# THE PROBLEM
Can you copy out the data exactly? Leave the images out.

--- RECORDS PROVIDED ---

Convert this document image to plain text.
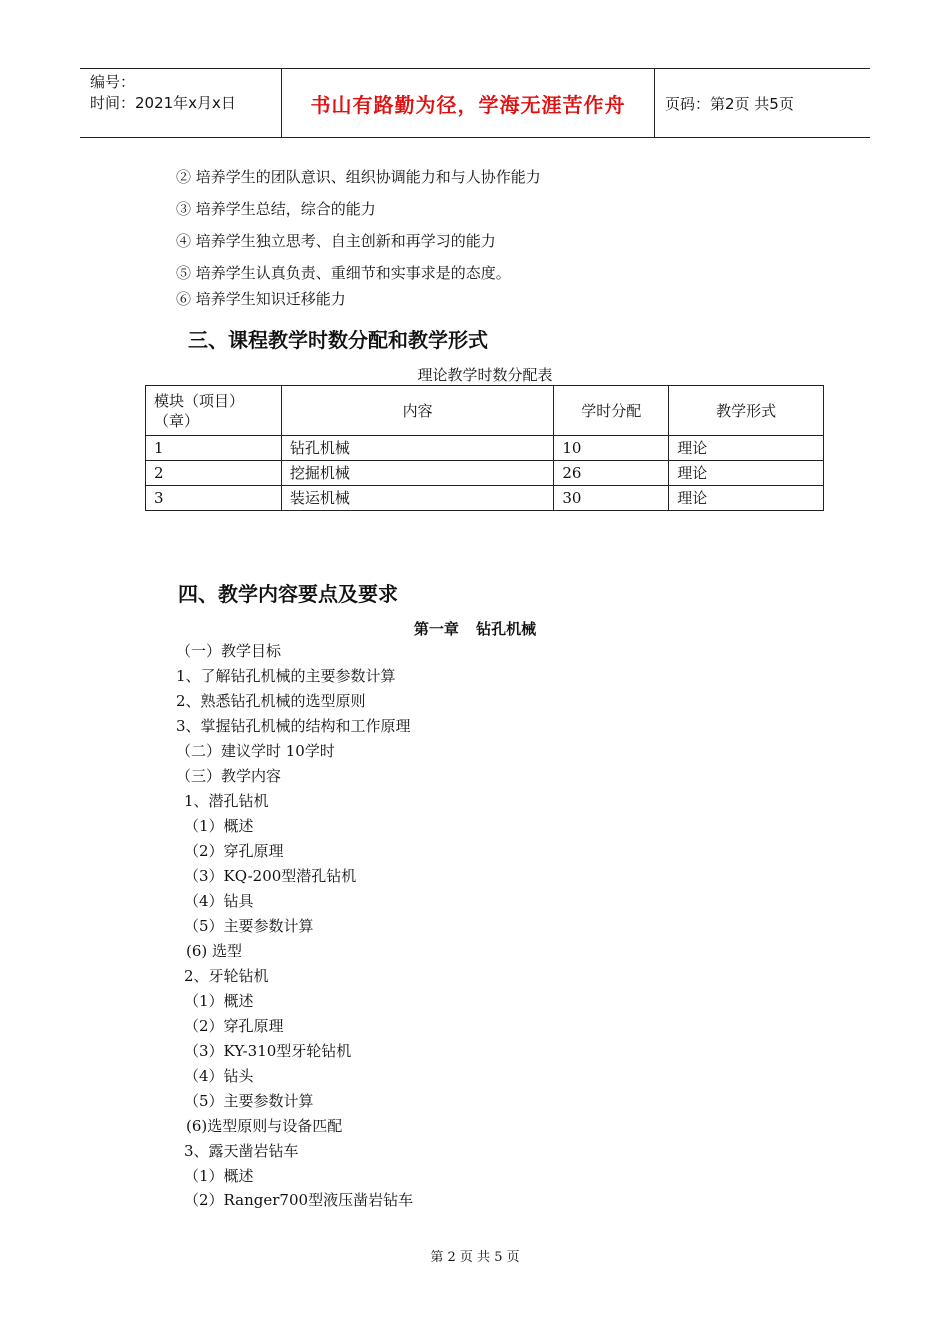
编号：
时间：2021年x月x日	书山有路勤为径，学海无涯苦作舟	页码：第2页 共5页
② 培养学生的团队意识、组织协调能力和与人协作能力
③ 培养学生总结，综合的能力
④ 培养学生独立思考、自主创新和再学习的能力
⑤ 培养学生认真负责、重细节和实事求是的态度。
⑥ 培养学生知识迁移能力
三、课程教学时数分配和教学形式
理论教学时数分配表
模块（项目）（章）	内容	学时分配	教学形式
1	钻孔机械	10	理论
2	挖掘机械	26	理论
3	装运机械	30	理论
四、教学内容要点及要求
第一章 钻孔机械
（一）教学目标
1、了解钻孔机械的主要参数计算
2、熟悉钻孔机械的选型原则
3、掌握钻孔机械的结构和工作原理
（二）建议学时 10学时
（三）教学内容
1、潜孔钻机
（1）概述
（2）穿孔原理
（3）KQ-200型潜孔钻机
（4）钻具
（5）主要参数计算
(6) 选型
2、牙轮钻机
（1）概述
（2）穿孔原理
（3）KY-310型牙轮钻机
（4）钻头
（5）主要参数计算
(6)选型原则与设备匹配
3、露天凿岩钻车
（1）概述
（2）Ranger700型液压凿岩钻车
第 2 页 共 5 页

---

# SOLUTION TO THE PROBLEM
Convert this document image to plain text.
编号：
时间：2021年x月x日	书山有路勤为径，学海无涯苦作舟	页码：第2页 共5页
② 培养学生的团队意识、组织协调能力和与人协作能力
③ 培养学生总结，综合的能力
④ 培养学生独立思考、自主创新和再学习的能力
⑤ 培养学生认真负责、重细节和实事求是的态度。
⑥ 培养学生知识迁移能力
三、课程教学时数分配和教学形式
理论教学时数分配表
模块（项目）（章）	内容	学时分配	教学形式
1	钻孔机械	10	理论
2	挖掘机械	26	理论
3	装运机械	30	理论
四、教学内容要点及要求
第一章 钻孔机械
（一）教学目标
1、了解钻孔机械的主要参数计算
2、熟悉钻孔机械的选型原则
3、掌握钻孔机械的结构和工作原理
（二）建议学时 10学时
（三）教学内容
1、潜孔钻机
（1）概述
（2）穿孔原理
（3）KQ-200型潜孔钻机
（4）钻具
（5）主要参数计算
(6) 选型
2、牙轮钻机
（1）概述
（2）穿孔原理
（3）KY-310型牙轮钻机
（4）钻头
（5）主要参数计算
(6)选型原则与设备匹配
3、露天凿岩钻车
（1）概述
（2）Ranger700型液压凿岩钻车
第 2 页 共 5 页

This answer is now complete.